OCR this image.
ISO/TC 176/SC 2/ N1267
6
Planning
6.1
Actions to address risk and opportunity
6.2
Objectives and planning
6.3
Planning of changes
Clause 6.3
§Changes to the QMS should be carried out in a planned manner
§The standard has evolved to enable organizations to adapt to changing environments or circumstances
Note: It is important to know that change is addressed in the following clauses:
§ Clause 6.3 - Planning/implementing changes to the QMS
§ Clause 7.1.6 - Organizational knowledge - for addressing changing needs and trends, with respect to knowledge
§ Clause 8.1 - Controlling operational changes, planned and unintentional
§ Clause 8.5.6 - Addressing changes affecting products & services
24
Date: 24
----------
= Task instructions =
Return every record, word for word.

= Solved exercise =
OCR this image.
ISO/TC 176/SC 2/ N1267
6
Planning
6.1
Actions to address risk and opportunity
6.2
Objectives and planning
6.3
Planning of changes
Clause 6.3
§Changes to the QMS should be carried out in a planned manner
§The standard has evolved to enable organizations to adapt to changing environments or circumstances
Note: It is important to know that change is addressed in the following clauses:
§ Clause 6.3 - Planning/implementing changes to the QMS
§ Clause 7.1.6 - Organizational knowledge - for addressing changing needs and trends, with respect to knowledge
§ Clause 8.1 - Controlling operational changes, planned and unintentional
§ Clause 8.5.6 - Addressing changes affecting products & services
24
Date: 24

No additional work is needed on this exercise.